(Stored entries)
start
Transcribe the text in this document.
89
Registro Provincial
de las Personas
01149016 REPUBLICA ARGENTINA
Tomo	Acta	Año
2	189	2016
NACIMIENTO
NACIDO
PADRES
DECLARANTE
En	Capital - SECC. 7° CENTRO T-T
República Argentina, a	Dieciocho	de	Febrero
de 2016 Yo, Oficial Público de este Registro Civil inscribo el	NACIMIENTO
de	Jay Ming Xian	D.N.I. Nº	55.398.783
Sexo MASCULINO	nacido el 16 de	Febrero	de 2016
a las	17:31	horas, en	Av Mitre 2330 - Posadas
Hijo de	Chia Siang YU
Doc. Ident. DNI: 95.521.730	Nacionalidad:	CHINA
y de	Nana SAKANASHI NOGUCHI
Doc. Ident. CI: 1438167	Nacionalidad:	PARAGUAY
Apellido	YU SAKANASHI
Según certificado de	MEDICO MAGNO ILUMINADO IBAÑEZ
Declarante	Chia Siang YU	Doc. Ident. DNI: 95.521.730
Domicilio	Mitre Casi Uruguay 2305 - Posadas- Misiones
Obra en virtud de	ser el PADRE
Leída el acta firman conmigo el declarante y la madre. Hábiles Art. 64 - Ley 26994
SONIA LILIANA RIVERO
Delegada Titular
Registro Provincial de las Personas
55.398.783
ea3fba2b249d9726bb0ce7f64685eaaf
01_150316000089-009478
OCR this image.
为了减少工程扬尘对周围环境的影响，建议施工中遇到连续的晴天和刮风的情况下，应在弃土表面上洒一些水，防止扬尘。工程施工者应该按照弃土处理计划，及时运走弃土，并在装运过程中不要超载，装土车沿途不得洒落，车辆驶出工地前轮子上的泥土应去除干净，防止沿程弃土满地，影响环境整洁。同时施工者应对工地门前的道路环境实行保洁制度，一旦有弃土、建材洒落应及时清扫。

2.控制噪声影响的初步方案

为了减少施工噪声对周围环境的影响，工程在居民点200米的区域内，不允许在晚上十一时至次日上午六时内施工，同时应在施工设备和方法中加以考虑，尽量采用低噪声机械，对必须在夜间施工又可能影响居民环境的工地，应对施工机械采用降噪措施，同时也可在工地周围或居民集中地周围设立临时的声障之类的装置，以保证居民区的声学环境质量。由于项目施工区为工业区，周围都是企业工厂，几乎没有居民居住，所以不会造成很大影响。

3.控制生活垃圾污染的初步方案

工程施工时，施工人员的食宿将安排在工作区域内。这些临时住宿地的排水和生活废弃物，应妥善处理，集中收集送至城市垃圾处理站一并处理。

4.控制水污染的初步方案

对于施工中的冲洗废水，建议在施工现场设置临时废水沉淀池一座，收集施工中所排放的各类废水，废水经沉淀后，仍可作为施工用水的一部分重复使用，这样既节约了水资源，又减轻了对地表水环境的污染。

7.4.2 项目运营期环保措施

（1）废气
end
Written problem: Copy every line in the listing above where the string "Posadas" turns up.

Response for this exercise:
a las	17:31	horas, en	Av Mitre 2330 - Posadas
Domicilio	Mitre Casi Uruguay 2305 - Posadas- Misiones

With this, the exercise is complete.